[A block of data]

__________________________________________________

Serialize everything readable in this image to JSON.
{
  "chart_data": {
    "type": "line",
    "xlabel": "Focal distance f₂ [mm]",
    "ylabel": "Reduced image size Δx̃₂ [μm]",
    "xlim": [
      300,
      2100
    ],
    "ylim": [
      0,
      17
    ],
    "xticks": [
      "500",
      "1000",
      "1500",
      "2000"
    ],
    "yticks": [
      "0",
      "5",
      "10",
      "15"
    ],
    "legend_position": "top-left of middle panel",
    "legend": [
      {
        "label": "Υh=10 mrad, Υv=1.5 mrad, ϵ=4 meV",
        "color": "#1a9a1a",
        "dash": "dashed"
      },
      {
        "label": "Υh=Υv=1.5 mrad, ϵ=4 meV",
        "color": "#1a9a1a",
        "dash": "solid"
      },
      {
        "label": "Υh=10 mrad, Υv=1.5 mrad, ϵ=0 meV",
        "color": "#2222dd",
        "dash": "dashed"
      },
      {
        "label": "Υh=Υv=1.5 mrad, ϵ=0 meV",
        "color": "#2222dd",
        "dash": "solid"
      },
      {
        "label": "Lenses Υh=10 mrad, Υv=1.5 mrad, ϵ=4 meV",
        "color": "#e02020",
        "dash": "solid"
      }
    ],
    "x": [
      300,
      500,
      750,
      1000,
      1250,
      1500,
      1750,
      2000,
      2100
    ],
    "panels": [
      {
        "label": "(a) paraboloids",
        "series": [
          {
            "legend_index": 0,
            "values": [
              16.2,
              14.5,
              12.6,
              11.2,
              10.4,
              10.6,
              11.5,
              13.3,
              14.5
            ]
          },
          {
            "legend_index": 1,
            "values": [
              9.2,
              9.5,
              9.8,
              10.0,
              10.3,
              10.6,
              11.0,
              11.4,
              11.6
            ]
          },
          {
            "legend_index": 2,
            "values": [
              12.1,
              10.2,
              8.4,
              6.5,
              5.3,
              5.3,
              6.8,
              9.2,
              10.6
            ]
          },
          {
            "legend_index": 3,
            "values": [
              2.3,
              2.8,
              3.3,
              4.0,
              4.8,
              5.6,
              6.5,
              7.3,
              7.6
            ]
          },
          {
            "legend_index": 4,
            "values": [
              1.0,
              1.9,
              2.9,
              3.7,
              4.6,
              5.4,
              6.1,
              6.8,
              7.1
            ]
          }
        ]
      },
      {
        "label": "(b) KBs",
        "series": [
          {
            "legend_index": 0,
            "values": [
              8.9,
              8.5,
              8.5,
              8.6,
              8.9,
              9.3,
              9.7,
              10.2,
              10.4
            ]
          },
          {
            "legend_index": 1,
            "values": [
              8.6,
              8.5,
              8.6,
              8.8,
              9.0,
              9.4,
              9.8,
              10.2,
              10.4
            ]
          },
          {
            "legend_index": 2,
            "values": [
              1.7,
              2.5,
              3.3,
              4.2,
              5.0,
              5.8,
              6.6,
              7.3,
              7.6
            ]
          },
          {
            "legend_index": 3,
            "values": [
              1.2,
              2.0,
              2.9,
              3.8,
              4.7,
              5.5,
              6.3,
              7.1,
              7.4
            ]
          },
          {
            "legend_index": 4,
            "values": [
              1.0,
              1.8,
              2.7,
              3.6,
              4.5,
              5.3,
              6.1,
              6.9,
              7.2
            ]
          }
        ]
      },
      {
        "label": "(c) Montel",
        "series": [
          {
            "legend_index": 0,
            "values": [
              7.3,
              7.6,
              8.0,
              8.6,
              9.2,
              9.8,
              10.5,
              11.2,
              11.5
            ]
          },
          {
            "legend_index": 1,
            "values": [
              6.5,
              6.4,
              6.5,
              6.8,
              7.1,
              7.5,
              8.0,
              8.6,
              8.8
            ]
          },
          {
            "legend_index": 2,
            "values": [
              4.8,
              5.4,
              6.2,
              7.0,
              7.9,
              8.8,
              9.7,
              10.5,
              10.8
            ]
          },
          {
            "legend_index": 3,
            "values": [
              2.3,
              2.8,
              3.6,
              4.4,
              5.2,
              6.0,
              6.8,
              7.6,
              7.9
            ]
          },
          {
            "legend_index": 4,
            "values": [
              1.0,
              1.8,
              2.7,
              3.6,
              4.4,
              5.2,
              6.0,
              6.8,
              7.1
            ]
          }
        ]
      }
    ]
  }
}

__________________________________________________

◆ WHAT YOU SHOULD DO
List each line of the entries that holds the string "image".

◆ COMPLETE OUTPUT
Serialize everything readable in this image to JSON.
    "ylabel": "Reduced image size Δx̃₂ [μm]",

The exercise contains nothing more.